>> start Available data

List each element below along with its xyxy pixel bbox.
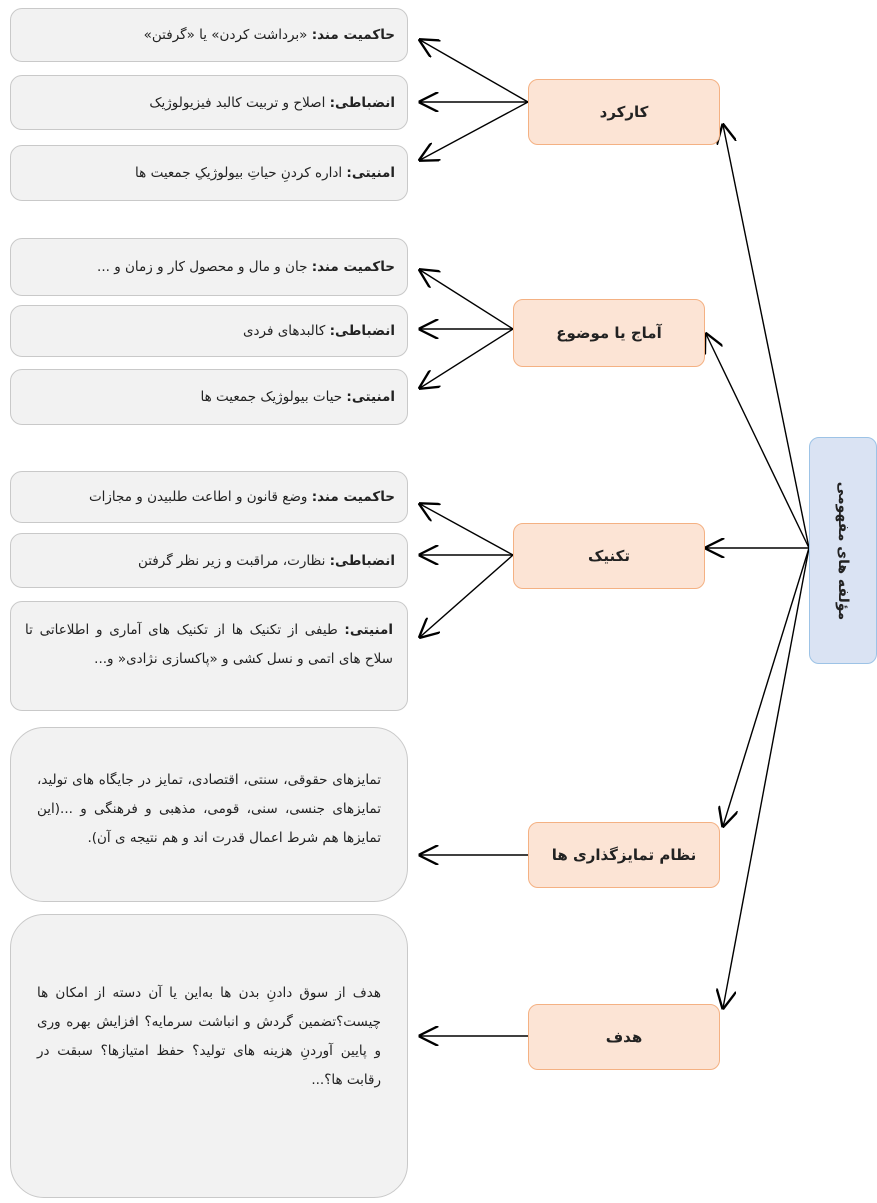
arrow-function-sovereign	[420, 40, 529, 103]
category-target-label: آماج یا موضوع	[556, 324, 662, 342]
root-label: مؤلفه های مفهومی	[835, 481, 852, 620]
leaf-text: طیفی از تکنیک ها از تکنیک های آماری و اط…	[25, 622, 393, 667]
arrow-root-to-discrimination	[723, 547, 810, 826]
category-technique: تکنیک	[513, 523, 705, 589]
arrow-root-to-target	[706, 334, 810, 549]
category-function-label: کارکرد	[599, 103, 649, 121]
leaf-label: امنیتی:	[346, 165, 395, 181]
leaf-function-security: امنیتی: اداره کردنِ حیاتِ بیولوژیکِ جمعی…	[10, 145, 408, 201]
leaf-target-discipline: انضباطی: کالبدهای فردی	[10, 305, 408, 357]
leaf-function-discipline: انضباطی: اصلاح و تربیت کالبد فیزیولوژیک	[10, 75, 408, 130]
leaf-label: حاکمیت مند:	[311, 259, 395, 275]
discrimination-text: تمایزهای حقوقی، سنتی، اقتصادی، تمایز در …	[37, 772, 381, 846]
leaf-label: انضباطی:	[329, 323, 395, 339]
leaf-function-sovereign: حاکمیت مند: «برداشت کردن» یا «گرفتن»	[10, 8, 408, 62]
leaf-label: امنیتی:	[344, 622, 393, 638]
leaf-technique-discipline: انضباطی: نظارت، مراقبت و زیر نظر گرفتن	[10, 533, 408, 588]
discrimination-description: تمایزهای حقوقی، سنتی، اقتصادی، تمایز در …	[10, 727, 408, 902]
category-target: آماج یا موضوع	[513, 299, 705, 367]
goal-description: هدف از سوق دادنِ بدن ها به‌این یا آن دست…	[10, 914, 408, 1198]
arrow-root-to-goal	[723, 547, 810, 1008]
category-technique-label: تکنیک	[588, 547, 630, 565]
arrow-function-security	[420, 101, 529, 160]
leaf-technique-security: امنیتی: طیفی از تکنیک ها از تکنیک های آم…	[10, 601, 408, 711]
leaf-technique-sovereign: حاکمیت مند: وضع قانون و اطاعت طلبیدن و م…	[10, 471, 408, 523]
arrow-technique-security	[420, 554, 514, 637]
leaf-target-security: امنیتی: حیات بیولوژیک جمعیت ها	[10, 369, 408, 425]
arrow-technique-sovereign	[420, 504, 514, 556]
leaf-text: وضع قانون و اطاعت طلبیدن و مجازات	[88, 489, 312, 505]
arrow-target-security	[420, 328, 514, 388]
category-function: کارکرد	[528, 79, 720, 145]
category-goal-label: هدف	[605, 1028, 643, 1046]
leaf-text: جان و مال و محصول کار و زمان و ...	[97, 259, 312, 275]
category-goal: هدف	[528, 1004, 720, 1070]
category-discrimination: نظام تمایزگذاری ها	[528, 822, 720, 888]
leaf-text: اداره کردنِ حیاتِ بیولوژیکِ جمعیت ها	[135, 165, 347, 181]
leaf-target-sovereign: حاکمیت مند: جان و مال و محصول کار و زمان…	[10, 238, 408, 296]
arrow-root-to-function	[723, 125, 810, 549]
leaf-label: انضباطی:	[329, 552, 395, 569]
leaf-text: حیات بیولوژیک جمعیت ها	[200, 389, 347, 405]
leaf-label: امنیتی:	[346, 389, 395, 405]
leaf-text: کالبدهای فردی	[242, 323, 330, 339]
leaf-text: اصلاح و تربیت کالبد فیزیولوژیک	[149, 94, 330, 111]
leaf-label: انضباطی:	[329, 94, 395, 111]
leaf-text: «برداشت کردن» یا «گرفتن»	[143, 27, 312, 43]
leaf-text: نظارت، مراقبت و زیر نظر گرفتن	[137, 552, 330, 569]
arrow-target-sovereign	[420, 270, 514, 330]
goal-text: هدف از سوق دادنِ بدن ها به‌این یا آن دست…	[37, 985, 381, 1088]
leaf-label: حاکمیت مند:	[311, 27, 395, 43]
leaf-label: حاکمیت مند:	[311, 489, 395, 505]
root-conceptual-components: مؤلفه های مفهومی	[809, 437, 877, 664]
category-discrimination-label: نظام تمایزگذاری ها	[551, 846, 697, 864]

>> end Available data

• **Exercise description**
Rewrite the entries above with every "arrow" swapped for "connector", keeping everything else the same and leaving out the picture.

• **Output for this task**
List each element below along with its xyxy pixel bbox.
connector-function-sovereign	[420, 40, 529, 103]
category-target-label: آماج یا موضوع	[556, 324, 662, 342]
root-label: مؤلفه های مفهومی	[835, 481, 852, 620]
leaf-text: طیفی از تکنیک ها از تکنیک های آماری و اط…	[25, 622, 393, 667]
connector-root-to-discrimination	[723, 547, 810, 826]
category-technique: تکنیک	[513, 523, 705, 589]
connector-root-to-target	[706, 334, 810, 549]
category-function-label: کارکرد	[599, 103, 649, 121]
leaf-label: امنیتی:	[346, 165, 395, 181]
leaf-function-security: امنیتی: اداره کردنِ حیاتِ بیولوژیکِ جمعی…	[10, 145, 408, 201]
leaf-target-discipline: انضباطی: کالبدهای فردی	[10, 305, 408, 357]
leaf-function-discipline: انضباطی: اصلاح و تربیت کالبد فیزیولوژیک	[10, 75, 408, 130]
leaf-label: حاکمیت مند:	[311, 259, 395, 275]
discrimination-text: تمایزهای حقوقی، سنتی، اقتصادی، تمایز در …	[37, 772, 381, 846]
leaf-label: انضباطی:	[329, 323, 395, 339]
leaf-function-sovereign: حاکمیت مند: «برداشت کردن» یا «گرفتن»	[10, 8, 408, 62]
leaf-label: امنیتی:	[344, 622, 393, 638]
leaf-technique-discipline: انضباطی: نظارت، مراقبت و زیر نظر گرفتن	[10, 533, 408, 588]
discrimination-description: تمایزهای حقوقی، سنتی، اقتصادی، تمایز در …	[10, 727, 408, 902]
category-target: آماج یا موضوع	[513, 299, 705, 367]
goal-description: هدف از سوق دادنِ بدن ها به‌این یا آن دست…	[10, 914, 408, 1198]
connector-root-to-goal	[723, 547, 810, 1008]
category-technique-label: تکنیک	[588, 547, 630, 565]
connector-function-security	[420, 101, 529, 160]
leaf-technique-security: امنیتی: طیفی از تکنیک ها از تکنیک های آم…	[10, 601, 408, 711]
leaf-technique-sovereign: حاکمیت مند: وضع قانون و اطاعت طلبیدن و م…	[10, 471, 408, 523]
connector-technique-security	[420, 554, 514, 637]
leaf-target-security: امنیتی: حیات بیولوژیک جمعیت ها	[10, 369, 408, 425]
connector-technique-sovereign	[420, 504, 514, 556]
leaf-text: وضع قانون و اطاعت طلبیدن و مجازات	[88, 489, 312, 505]
connector-target-security	[420, 328, 514, 388]
category-function: کارکرد	[528, 79, 720, 145]
category-goal-label: هدف	[605, 1028, 643, 1046]
leaf-text: جان و مال و محصول کار و زمان و ...	[97, 259, 312, 275]
category-goal: هدف	[528, 1004, 720, 1070]
category-discrimination: نظام تمایزگذاری ها	[528, 822, 720, 888]
leaf-text: اداره کردنِ حیاتِ بیولوژیکِ جمعیت ها	[135, 165, 347, 181]
leaf-target-sovereign: حاکمیت مند: جان و مال و محصول کار و زمان…	[10, 238, 408, 296]
connector-root-to-function	[723, 125, 810, 549]
leaf-label: انضباطی:	[329, 552, 395, 569]
leaf-text: حیات بیولوژیک جمعیت ها	[200, 389, 347, 405]
leaf-label: امنیتی:	[346, 389, 395, 405]
leaf-text: کالبدهای فردی	[242, 323, 330, 339]
leaf-text: اصلاح و تربیت کالبد فیزیولوژیک	[149, 94, 330, 111]
leaf-label: انضباطی:	[329, 94, 395, 111]
leaf-text: «برداشت کردن» یا «گرفتن»	[143, 27, 312, 43]
leaf-text: نظارت، مراقبت و زیر نظر گرفتن	[137, 552, 330, 569]
connector-target-sovereign	[420, 270, 514, 330]
goal-text: هدف از سوق دادنِ بدن ها به‌این یا آن دست…	[37, 985, 381, 1088]
leaf-label: حاکمیت مند:	[311, 27, 395, 43]
leaf-label: حاکمیت مند:	[311, 489, 395, 505]
root-conceptual-components: مؤلفه های مفهومی	[809, 437, 877, 664]
category-discrimination-label: نظام تمایزگذاری ها	[551, 846, 697, 864]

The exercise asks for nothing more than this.